_THE REQUEST_. Reproduce all of the data word for word.

(Records excerpted from a collection)
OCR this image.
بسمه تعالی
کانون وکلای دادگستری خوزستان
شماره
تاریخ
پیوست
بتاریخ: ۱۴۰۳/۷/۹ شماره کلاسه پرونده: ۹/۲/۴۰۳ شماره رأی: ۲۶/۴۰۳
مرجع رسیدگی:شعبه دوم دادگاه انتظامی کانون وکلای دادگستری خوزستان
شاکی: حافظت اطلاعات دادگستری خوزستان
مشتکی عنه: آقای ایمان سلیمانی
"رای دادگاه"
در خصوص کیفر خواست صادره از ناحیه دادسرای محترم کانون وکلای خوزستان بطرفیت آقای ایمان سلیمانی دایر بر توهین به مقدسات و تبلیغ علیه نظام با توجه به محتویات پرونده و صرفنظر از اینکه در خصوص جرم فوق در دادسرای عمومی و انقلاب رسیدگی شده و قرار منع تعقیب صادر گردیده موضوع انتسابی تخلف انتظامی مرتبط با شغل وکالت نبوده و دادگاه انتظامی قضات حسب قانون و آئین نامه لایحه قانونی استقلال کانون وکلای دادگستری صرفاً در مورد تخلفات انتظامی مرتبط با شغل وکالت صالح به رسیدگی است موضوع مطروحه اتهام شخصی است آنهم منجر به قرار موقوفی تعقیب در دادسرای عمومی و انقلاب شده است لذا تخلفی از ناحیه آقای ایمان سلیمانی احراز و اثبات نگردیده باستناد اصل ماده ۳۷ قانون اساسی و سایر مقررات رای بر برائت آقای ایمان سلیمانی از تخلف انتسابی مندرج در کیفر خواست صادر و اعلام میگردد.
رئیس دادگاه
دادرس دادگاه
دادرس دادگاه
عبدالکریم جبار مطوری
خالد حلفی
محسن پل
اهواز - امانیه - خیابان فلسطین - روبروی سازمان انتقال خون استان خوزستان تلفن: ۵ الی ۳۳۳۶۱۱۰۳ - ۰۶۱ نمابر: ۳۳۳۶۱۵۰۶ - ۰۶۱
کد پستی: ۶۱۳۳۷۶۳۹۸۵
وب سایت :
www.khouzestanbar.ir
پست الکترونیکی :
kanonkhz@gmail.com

_EXERCISE ANSWER_.
OCR this image.
بسمه تعالی
کانون وکلای دادگستری خوزستان
شماره
تاریخ
پیوست
بتاریخ: ۱۴۰۳/۷/۹ شماره کلاسه پرونده: ۹/۲/۴۰۳ شماره رأی: ۲۶/۴۰۳
مرجع رسیدگی:شعبه دوم دادگاه انتظامی کانون وکلای دادگستری خوزستان
شاکی: حافظت اطلاعات دادگستری خوزستان
مشتکی عنه: آقای ایمان سلیمانی
"رای دادگاه"
در خصوص کیفر خواست صادره از ناحیه دادسرای محترم کانون وکلای خوزستان بطرفیت آقای ایمان سلیمانی دایر بر توهین به مقدسات و تبلیغ علیه نظام با توجه به محتویات پرونده و صرفنظر از اینکه در خصوص جرم فوق در دادسرای عمومی و انقلاب رسیدگی شده و قرار منع تعقیب صادر گردیده موضوع انتسابی تخلف انتظامی مرتبط با شغل وکالت نبوده و دادگاه انتظامی قضات حسب قانون و آئین نامه لایحه قانونی استقلال کانون وکلای دادگستری صرفاً در مورد تخلفات انتظامی مرتبط با شغل وکالت صالح به رسیدگی است موضوع مطروحه اتهام شخصی است آنهم منجر به قرار موقوفی تعقیب در دادسرای عمومی و انقلاب شده است لذا تخلفی از ناحیه آقای ایمان سلیمانی احراز و اثبات نگردیده باستناد اصل ماده ۳۷ قانون اساسی و سایر مقررات رای بر برائت آقای ایمان سلیمانی از تخلف انتسابی مندرج در کیفر خواست صادر و اعلام میگردد.
رئیس دادگاه
دادرس دادگاه
دادرس دادگاه
عبدالکریم جبار مطوری
خالد حلفی
محسن پل
اهواز - امانیه - خیابان فلسطین - روبروی سازمان انتقال خون استان خوزستان تلفن: ۵ الی ۳۳۳۶۱۱۰۳ - ۰۶۱ نمابر: ۳۳۳۶۱۵۰۶ - ۰۶۱
کد پستی: ۶۱۳۳۷۶۳۹۸۵
وب سایت :
www.khouzestanbar.ir
پست الکترونیکی :
kanonkhz@gmail.com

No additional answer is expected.